>> START

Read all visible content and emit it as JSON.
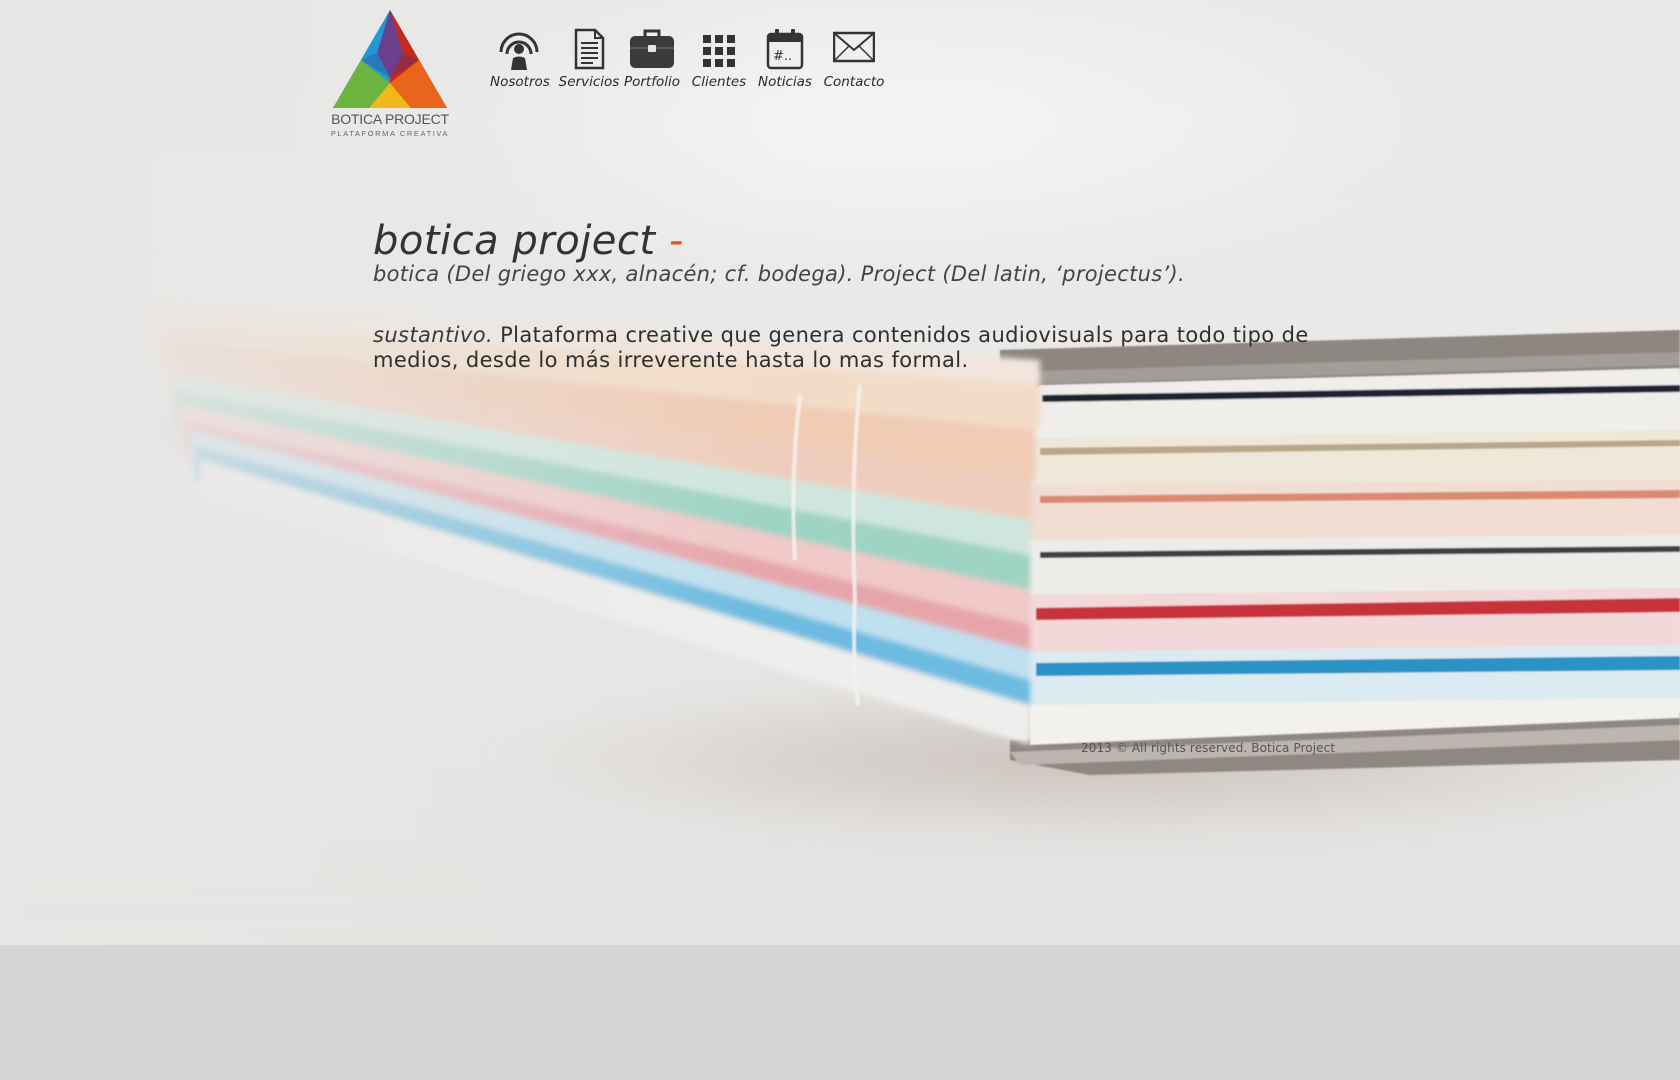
{
  "logo": {
    "name": "BOTICA PROJECT",
    "tagline": "PLATAFORMA CREATIVA",
    "colors": [
      "#6a3f8c",
      "#1f9ad6",
      "#c8281d",
      "#f0b81b",
      "#6db33f",
      "#e8651b"
    ]
  },
  "nav": [
    {
      "label": "Nosotros",
      "icon": "podcast-person-icon"
    },
    {
      "label": "Servicios",
      "icon": "document-icon"
    },
    {
      "label": "Portfolio",
      "icon": "briefcase-icon"
    },
    {
      "label": "Clientes",
      "icon": "grid-icon"
    },
    {
      "label": "Noticias",
      "icon": "calendar-hashtag-icon"
    },
    {
      "label": "Contacto",
      "icon": "envelope-icon"
    }
  ],
  "content": {
    "title": "botica project",
    "title_dash": "-",
    "etymology": "botica (Del griego xxx, alnacén; cf. bodega). Project (Del latin, ‘projectus’).",
    "part_of_speech": "sustantivo.",
    "definition": "Plataforma creative que genera contenidos audiovisuals para todo tipo de medios, desde lo más irreverente hasta lo mas formal."
  },
  "footer": {
    "copyright": "2013 © All rights reserved. Botica Project"
  },
  "colors": {
    "accent": "#e2561c",
    "page_bottom": "#d6d5d4"
  }
}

>> END

(Exercise task)
The records above must be echoed exactly, minus their pictures.

(Output)
Read all visible content and emit it as JSON.
{
  "logo": {
    "name": "BOTICA PROJECT",
    "tagline": "PLATAFORMA CREATIVA",
    "colors": [
      "#6a3f8c",
      "#1f9ad6",
      "#c8281d",
      "#f0b81b",
      "#6db33f",
      "#e8651b"
    ]
  },
  "nav": [
    {
      "label": "Nosotros",
      "icon": "podcast-person-icon"
    },
    {
      "label": "Servicios",
      "icon": "document-icon"
    },
    {
      "label": "Portfolio",
      "icon": "briefcase-icon"
    },
    {
      "label": "Clientes",
      "icon": "grid-icon"
    },
    {
      "label": "Noticias",
      "icon": "calendar-hashtag-icon"
    },
    {
      "label": "Contacto",
      "icon": "envelope-icon"
    }
  ],
  "content": {
    "title": "botica project",
    "title_dash": "-",
    "etymology": "botica (Del griego xxx, alnacén; cf. bodega). Project (Del latin, ‘projectus’).",
    "part_of_speech": "sustantivo.",
    "definition": "Plataforma creative que genera contenidos audiovisuals para todo tipo de medios, desde lo más irreverente hasta lo mas formal."
  },
  "footer": {
    "copyright": "2013 © All rights reserved. Botica Project"
  },
  "colors": {
    "accent": "#e2561c",
    "page_bottom": "#d6d5d4"
  }
}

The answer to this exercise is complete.